» **EXERCISE**
In the data below, find every line that has the string "blood", and copy it.

» **RECORDS PROVIDED**

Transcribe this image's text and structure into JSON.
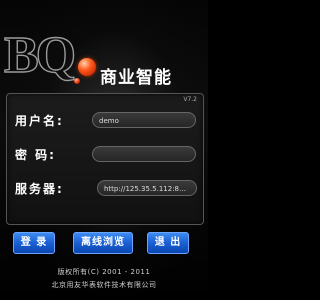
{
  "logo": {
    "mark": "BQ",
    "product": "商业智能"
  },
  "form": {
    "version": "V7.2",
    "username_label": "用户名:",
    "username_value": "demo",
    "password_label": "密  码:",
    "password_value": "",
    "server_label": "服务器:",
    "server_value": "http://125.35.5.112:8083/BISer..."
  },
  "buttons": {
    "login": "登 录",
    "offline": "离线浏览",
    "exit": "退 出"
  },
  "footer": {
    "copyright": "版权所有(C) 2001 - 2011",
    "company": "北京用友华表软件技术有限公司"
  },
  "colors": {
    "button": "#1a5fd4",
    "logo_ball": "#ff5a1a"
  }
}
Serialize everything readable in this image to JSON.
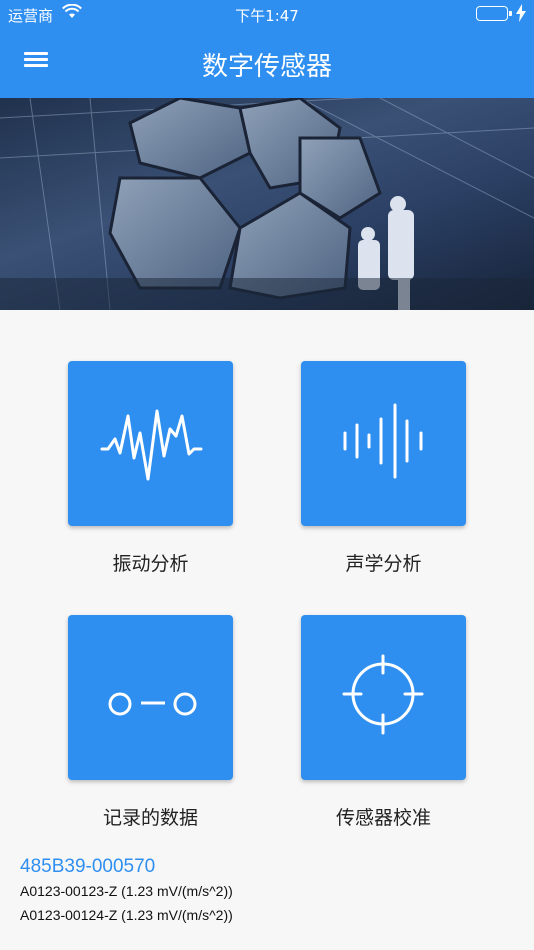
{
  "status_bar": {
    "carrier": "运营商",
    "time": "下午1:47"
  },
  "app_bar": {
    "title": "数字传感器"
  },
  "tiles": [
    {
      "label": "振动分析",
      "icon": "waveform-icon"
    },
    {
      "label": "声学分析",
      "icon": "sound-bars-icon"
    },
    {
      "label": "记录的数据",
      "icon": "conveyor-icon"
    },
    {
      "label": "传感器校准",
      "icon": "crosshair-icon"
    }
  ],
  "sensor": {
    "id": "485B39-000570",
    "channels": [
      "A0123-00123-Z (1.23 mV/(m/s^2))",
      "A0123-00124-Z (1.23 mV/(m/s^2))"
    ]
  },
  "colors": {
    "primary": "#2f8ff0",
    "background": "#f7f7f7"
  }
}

* * *

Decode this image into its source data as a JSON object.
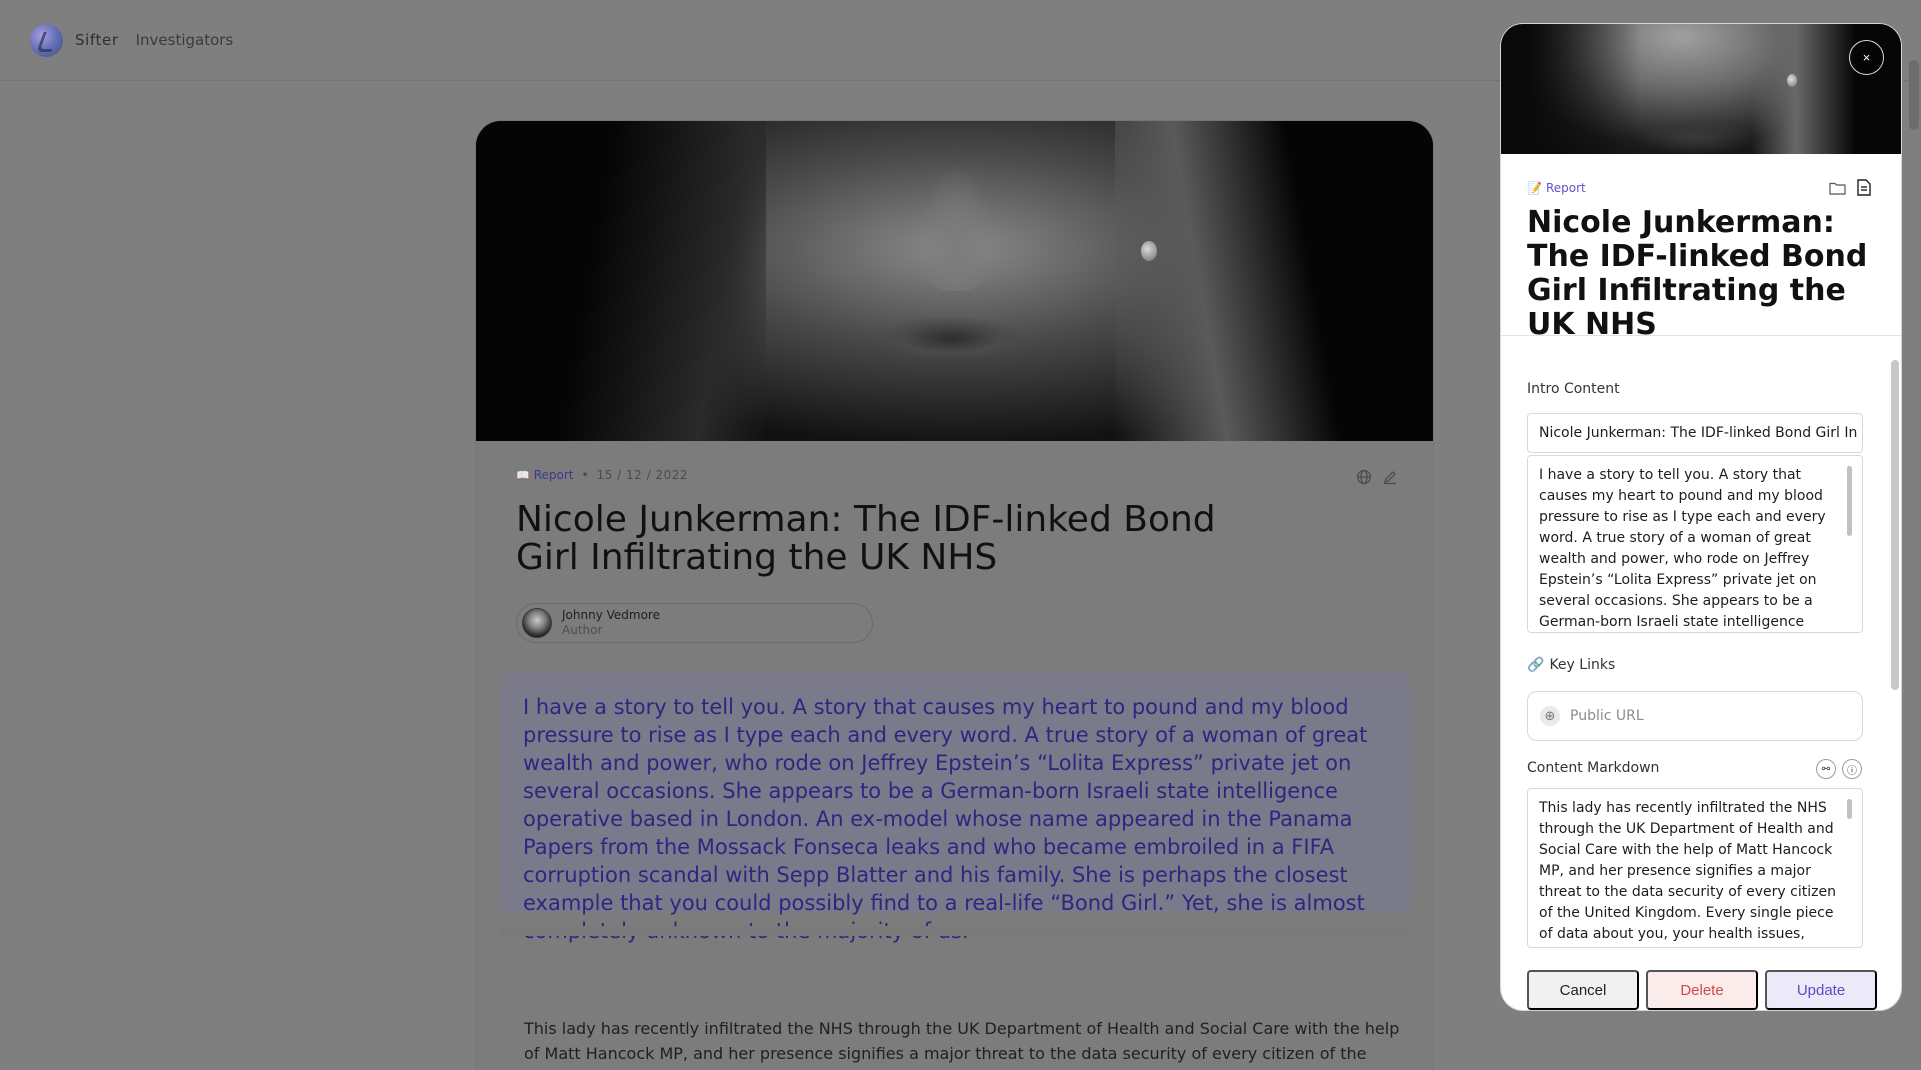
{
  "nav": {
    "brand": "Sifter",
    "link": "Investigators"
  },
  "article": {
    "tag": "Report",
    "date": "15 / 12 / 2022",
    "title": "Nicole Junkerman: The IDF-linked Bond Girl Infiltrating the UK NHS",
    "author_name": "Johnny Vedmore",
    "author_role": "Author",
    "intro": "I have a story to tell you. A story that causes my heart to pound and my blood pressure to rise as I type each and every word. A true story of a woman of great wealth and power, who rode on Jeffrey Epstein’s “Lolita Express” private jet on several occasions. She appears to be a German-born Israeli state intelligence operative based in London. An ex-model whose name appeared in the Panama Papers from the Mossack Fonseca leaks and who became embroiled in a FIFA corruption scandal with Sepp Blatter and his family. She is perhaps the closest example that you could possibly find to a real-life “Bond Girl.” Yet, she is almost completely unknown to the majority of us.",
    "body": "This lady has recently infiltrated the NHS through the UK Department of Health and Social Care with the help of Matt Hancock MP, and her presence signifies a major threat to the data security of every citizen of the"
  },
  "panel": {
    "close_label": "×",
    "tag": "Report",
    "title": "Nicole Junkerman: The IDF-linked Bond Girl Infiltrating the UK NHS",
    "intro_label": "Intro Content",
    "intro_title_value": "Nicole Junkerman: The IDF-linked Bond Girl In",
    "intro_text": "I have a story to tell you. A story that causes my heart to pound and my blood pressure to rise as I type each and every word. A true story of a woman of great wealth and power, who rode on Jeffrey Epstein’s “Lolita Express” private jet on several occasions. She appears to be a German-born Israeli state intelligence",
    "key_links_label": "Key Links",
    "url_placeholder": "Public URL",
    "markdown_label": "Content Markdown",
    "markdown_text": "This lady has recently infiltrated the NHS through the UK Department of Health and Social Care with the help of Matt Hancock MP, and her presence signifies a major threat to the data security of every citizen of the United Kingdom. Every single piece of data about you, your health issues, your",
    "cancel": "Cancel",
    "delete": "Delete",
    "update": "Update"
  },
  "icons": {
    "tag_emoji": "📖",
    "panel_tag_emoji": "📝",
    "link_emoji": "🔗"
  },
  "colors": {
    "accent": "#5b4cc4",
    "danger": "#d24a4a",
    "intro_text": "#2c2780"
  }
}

» **PROBLEM SOLUTION**
    "intro": "I have a story to tell you. A story that causes my heart to pound and my blood pressure to rise as I type each and every word. A true story of a woman of great wealth and power, who rode on Jeffrey Epstein’s “Lolita Express” private jet on several occasions. She appears to be a German-born Israeli state intelligence operative based in London. An ex-model whose name appeared in the Panama Papers from the Mossack Fonseca leaks and who became embroiled in a FIFA corruption scandal with Sepp Blatter and his family. She is perhaps the closest example that you could possibly find to a real-life “Bond Girl.” Yet, she is almost completely unknown to the majority of us.",
    "intro_text": "I have a story to tell you. A story that causes my heart to pound and my blood pressure to rise as I type each and every word. A true story of a woman of great wealth and power, who rode on Jeffrey Epstein’s “Lolita Express” private jet on several occasions. She appears to be a German-born Israeli state intelligence",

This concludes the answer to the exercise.